PROVIDED TEXT.
December 9, 2010 / 1:28 PM / 10 years ago

CANADA FX DEBT-C$ flat to softer as greenback firms

 * C$ slightly lower at 98.86 U.S. cents
 * Canadian bond prices flat to higher
 By Jennifer Kwan
 TORONTO, Dec 9 (Reuters) - The Canadian dollar weakened
slightly against its U.S. counterpart on Thursday morning,
pressured in part by firmness in the greenback.
 The dollar edged up on Thursday, still supported by a jump
in U.S. Treasury yields earlier this week, while the euro
slipped after ratings agency Fitch downgraded Ireland's
sovereign debt. [FRX/]
 "What we did see overnight was broad-based U.S. dollar
buying with the Canadian dollar weakening slightly against the
U.S.," said Matthew Strauss, senior currency strategist at RBC
Capital Markets.

EXERCISES TO COMPLETE.
• A. Answer these questions from the Canadian dollar report, one answer per line, marked the same way:
(i) At what level was the Canadian dollar quoted?
(ii) Which ratings agency downgraded Ireland's sovereign debt?
(iii) What position does Matthew Strauss hold, and at which firm?
• B. For each statement, say yes or no according to the Canadian dollar report, and quote the words that settle it:
(i) Canadian bond prices fell.
(ii) The euro slipped after Ireland's debt was downgraded.
(iii) The Canadian dollar strengthened against the U.S. dollar on Thursday morning.
• C. Write the next part of the Canadian dollar report, picking up after its last sentence.
The data is not needed here.

EXTRACTED MATERIAL.
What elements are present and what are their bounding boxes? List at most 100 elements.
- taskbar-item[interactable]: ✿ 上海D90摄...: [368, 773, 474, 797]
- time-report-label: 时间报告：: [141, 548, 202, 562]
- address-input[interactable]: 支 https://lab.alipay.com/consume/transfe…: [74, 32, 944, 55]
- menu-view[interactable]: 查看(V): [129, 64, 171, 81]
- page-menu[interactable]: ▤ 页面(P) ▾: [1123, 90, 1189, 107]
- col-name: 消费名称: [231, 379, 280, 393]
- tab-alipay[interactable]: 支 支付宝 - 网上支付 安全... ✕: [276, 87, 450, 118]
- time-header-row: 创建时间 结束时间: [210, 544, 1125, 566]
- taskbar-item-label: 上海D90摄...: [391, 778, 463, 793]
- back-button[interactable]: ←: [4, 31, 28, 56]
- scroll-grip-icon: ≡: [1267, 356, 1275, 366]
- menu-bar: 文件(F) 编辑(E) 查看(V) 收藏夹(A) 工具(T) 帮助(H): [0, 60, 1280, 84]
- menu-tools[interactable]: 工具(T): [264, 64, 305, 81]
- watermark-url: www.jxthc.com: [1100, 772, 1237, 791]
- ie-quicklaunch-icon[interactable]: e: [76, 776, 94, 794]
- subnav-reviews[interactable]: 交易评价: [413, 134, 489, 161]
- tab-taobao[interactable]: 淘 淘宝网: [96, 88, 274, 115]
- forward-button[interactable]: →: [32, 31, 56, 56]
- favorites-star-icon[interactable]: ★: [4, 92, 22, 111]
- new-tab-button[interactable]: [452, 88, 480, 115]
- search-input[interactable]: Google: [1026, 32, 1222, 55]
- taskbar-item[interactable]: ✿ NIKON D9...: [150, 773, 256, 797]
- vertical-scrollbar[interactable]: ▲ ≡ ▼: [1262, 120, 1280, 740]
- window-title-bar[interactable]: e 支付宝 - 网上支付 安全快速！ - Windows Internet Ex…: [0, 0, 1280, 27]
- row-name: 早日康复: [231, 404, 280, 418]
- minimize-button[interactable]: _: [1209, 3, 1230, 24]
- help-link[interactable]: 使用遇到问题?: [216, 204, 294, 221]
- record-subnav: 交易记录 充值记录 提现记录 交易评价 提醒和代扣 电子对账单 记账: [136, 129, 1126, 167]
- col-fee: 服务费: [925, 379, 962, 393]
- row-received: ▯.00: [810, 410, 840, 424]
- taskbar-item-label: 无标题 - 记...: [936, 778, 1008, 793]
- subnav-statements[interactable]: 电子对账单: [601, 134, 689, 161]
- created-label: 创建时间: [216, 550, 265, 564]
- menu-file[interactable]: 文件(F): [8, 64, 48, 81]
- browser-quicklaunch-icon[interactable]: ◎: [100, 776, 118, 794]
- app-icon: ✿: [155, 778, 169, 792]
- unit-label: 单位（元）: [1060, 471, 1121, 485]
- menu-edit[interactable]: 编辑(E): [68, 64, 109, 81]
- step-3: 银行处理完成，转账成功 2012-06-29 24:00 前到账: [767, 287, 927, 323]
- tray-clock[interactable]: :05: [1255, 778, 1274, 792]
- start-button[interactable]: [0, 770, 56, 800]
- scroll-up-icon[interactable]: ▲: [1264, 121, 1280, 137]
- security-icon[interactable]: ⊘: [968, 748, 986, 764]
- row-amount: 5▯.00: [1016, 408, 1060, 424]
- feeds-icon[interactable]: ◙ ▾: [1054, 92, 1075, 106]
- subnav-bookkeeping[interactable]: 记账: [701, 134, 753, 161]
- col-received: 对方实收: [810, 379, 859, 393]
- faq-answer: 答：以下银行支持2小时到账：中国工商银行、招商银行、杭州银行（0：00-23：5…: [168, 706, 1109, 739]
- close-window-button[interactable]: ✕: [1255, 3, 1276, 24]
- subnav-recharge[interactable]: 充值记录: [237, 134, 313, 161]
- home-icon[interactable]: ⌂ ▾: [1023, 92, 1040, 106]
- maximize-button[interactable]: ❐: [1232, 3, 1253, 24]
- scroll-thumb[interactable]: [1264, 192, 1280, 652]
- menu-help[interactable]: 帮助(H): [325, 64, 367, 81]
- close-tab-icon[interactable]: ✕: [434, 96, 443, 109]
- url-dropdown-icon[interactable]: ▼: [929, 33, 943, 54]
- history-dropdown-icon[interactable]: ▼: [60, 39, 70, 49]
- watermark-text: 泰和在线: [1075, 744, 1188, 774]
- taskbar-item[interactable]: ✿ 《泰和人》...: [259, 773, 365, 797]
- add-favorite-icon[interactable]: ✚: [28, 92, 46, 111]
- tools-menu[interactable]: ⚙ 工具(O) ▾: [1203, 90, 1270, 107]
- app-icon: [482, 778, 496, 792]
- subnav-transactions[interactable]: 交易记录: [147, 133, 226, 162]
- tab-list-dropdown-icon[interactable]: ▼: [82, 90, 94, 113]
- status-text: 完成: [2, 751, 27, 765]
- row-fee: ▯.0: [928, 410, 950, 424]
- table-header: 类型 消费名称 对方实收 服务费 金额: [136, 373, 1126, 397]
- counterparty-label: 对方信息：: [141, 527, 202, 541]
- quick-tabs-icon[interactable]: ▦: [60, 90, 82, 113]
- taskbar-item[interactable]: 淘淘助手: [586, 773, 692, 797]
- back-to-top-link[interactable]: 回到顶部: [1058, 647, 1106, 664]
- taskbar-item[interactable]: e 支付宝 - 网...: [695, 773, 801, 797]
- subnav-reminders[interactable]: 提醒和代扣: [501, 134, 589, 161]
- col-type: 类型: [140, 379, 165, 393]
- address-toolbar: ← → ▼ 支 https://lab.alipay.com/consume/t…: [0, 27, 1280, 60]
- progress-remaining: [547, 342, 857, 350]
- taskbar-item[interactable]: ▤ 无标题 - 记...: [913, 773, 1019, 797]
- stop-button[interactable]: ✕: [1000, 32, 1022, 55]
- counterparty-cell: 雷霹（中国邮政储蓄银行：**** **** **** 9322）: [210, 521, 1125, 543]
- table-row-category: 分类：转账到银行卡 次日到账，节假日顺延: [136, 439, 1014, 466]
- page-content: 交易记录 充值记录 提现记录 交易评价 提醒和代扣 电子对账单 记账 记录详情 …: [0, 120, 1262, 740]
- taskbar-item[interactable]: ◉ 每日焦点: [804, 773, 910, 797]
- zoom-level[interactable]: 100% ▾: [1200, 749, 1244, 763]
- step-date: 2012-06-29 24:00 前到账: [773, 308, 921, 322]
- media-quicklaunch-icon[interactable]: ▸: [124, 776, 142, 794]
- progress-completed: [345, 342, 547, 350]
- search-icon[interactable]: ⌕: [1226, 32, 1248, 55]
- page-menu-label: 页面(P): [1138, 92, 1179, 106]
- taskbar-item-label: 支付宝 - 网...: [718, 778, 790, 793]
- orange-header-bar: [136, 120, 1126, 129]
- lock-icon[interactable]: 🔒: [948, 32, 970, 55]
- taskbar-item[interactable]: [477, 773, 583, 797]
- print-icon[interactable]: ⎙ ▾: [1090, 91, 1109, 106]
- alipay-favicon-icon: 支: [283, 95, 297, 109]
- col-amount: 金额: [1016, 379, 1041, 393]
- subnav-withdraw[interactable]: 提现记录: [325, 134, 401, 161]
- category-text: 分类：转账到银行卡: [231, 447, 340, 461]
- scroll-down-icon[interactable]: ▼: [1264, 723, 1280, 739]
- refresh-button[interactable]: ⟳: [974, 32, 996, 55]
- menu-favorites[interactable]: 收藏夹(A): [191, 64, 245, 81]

ANSWERS TO THE PROBLEMS.
• A.
(i) 98.86 U.S. cents
(ii) Fitch
(iii) Senior currency strategist at RBC Capital Markets

• B.
(i) No: "Canadian bond prices flat to higher"
(ii) Yes: "the euro slipped after ratings agency Fitch downgraded Ireland's sovereign debt"
(iii) No: "The Canadian dollar weakened slightly against its U.S. counterpart on Thursday morning"

• C.
 "It's more a move into the U.S. dollar rather than the
selling of the Canadian dollar."
 At 7:55 a.m. (1255 GMT), the Canadian dollar CAD=D4 stood
at C$1.0115 to the U.S. dollar, or 98.86 U.S. cents, down a
hair from Wednesday's finish at C$1.0108 to the U.S. dollar, or
98.93 U.S. cents.
 Strauss said moves were minimal and the market was looking
to the North American session for direction. The Bank of Canada
is expected to release its Financial System Review later on
Thursday morning, while economic releases include Canada's new
housing price index and U.S. initial jobless claims data.
 "Commodities slightly up, equity futures slightly up, which
suggests a bit of a risk appetite move, but that has not
filtered through to the FX market," he said.
 Key technical ranges in the short term include C$1.0139 to
the U.S. dollar, a support level for the Canadian currency,
said Strauss. A key Canadian dollar resistance level is at
C$1.0078 to the greenback.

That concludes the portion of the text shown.